Exercise:
Pull every "JSON" line out of the data below.

Figure dataset records
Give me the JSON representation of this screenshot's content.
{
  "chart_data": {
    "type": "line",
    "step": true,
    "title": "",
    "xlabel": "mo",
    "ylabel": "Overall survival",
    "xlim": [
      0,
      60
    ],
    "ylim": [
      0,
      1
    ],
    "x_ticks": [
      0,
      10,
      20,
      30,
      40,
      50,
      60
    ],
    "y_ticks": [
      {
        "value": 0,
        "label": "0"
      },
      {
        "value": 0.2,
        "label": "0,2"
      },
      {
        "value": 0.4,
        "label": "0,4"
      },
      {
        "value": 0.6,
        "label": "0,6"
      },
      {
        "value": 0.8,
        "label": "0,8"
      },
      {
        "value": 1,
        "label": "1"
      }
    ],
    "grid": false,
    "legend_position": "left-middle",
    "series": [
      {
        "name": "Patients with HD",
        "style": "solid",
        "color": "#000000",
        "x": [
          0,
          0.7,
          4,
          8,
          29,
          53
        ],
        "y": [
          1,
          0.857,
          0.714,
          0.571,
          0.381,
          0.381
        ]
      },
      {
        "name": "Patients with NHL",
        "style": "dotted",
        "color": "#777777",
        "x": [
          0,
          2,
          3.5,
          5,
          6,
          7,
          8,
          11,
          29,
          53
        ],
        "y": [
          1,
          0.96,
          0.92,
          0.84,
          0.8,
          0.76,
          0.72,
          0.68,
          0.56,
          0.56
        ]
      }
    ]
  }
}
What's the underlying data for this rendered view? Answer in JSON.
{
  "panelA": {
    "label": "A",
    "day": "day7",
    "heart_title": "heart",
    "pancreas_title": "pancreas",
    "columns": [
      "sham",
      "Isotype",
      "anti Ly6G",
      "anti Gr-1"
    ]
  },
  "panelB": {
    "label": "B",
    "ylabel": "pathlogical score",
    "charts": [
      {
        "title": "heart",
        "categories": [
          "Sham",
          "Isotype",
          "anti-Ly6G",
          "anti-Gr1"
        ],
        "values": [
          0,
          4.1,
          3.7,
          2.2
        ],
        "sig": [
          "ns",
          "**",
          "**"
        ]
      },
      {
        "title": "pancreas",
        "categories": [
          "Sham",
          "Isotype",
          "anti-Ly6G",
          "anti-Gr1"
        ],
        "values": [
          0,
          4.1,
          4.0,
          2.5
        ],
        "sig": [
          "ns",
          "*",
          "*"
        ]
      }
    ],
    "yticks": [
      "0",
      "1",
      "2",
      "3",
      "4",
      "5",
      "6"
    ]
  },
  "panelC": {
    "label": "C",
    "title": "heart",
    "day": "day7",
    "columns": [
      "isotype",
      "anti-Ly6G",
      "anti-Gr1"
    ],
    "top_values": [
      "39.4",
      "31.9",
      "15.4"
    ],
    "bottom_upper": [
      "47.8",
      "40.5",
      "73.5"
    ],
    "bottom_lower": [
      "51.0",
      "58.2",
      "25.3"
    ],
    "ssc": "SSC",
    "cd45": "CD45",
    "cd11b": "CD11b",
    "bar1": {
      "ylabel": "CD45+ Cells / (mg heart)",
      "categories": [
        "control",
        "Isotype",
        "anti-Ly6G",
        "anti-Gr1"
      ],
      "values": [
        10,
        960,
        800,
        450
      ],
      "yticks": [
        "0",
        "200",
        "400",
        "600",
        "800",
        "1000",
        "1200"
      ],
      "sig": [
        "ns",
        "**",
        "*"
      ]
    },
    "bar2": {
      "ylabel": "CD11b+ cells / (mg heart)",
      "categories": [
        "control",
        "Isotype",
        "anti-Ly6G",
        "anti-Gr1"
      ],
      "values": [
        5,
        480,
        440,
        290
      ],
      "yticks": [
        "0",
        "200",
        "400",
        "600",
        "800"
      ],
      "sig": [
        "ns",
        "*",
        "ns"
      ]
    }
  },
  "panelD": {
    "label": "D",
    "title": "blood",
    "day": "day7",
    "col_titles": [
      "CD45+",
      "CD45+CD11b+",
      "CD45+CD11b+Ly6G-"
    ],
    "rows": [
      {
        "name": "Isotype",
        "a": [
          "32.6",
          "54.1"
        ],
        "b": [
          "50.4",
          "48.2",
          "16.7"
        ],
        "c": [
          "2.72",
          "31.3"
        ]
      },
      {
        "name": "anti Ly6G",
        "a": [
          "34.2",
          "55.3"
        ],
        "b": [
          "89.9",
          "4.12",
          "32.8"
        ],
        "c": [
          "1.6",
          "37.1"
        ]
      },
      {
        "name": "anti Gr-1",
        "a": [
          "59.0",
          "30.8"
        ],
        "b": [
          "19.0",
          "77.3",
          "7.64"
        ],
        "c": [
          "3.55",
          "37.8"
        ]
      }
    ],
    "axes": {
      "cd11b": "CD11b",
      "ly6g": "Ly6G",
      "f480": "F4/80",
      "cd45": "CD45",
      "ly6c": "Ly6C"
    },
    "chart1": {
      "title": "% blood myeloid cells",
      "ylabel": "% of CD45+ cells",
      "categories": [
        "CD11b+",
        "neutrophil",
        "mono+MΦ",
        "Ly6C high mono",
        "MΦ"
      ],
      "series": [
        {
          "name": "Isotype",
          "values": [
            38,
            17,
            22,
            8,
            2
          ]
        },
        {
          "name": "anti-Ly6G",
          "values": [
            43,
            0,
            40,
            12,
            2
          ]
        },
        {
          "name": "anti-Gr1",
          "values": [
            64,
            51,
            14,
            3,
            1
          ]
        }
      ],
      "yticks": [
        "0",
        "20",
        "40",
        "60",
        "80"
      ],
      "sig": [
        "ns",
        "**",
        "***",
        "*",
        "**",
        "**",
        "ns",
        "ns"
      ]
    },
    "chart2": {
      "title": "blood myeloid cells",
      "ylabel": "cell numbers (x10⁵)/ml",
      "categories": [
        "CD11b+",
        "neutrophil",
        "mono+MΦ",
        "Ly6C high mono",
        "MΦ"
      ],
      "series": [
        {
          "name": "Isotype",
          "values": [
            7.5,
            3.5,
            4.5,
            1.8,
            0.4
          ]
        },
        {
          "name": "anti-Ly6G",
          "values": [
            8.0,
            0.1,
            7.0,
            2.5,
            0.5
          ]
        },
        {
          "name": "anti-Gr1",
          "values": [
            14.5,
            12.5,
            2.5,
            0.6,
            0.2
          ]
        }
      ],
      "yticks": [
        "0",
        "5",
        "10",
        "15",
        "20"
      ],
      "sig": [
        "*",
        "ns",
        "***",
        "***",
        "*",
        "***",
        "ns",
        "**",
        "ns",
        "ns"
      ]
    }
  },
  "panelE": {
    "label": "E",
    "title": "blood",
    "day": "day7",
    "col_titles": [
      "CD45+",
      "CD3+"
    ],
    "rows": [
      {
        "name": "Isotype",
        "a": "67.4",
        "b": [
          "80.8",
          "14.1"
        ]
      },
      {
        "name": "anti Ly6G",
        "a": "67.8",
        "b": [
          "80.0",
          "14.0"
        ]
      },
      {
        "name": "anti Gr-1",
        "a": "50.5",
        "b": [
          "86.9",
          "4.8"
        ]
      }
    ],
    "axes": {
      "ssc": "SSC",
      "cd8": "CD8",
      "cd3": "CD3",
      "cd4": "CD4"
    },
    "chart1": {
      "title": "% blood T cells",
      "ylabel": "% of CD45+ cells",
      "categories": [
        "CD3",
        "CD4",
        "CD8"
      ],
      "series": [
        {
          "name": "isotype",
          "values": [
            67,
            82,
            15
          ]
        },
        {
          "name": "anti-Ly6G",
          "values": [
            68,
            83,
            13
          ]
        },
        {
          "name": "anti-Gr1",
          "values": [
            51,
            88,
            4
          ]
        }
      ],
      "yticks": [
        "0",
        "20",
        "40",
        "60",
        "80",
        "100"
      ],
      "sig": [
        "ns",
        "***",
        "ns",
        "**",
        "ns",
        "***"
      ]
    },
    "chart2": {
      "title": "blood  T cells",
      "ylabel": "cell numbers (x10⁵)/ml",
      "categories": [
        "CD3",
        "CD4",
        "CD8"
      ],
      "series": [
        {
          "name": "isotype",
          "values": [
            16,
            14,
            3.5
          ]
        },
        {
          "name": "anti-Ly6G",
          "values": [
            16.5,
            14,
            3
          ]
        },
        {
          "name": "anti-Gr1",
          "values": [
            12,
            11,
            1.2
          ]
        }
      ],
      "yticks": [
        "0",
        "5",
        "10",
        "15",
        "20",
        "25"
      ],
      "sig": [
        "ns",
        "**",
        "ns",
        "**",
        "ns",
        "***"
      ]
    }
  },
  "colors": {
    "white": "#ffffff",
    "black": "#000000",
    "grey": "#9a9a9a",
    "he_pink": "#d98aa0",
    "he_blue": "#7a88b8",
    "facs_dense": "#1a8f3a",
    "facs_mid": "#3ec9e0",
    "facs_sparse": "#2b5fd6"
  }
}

Result:
Give me the JSON representation of this screenshot's content.
What's the underlying data for this rendered view? Answer in JSON.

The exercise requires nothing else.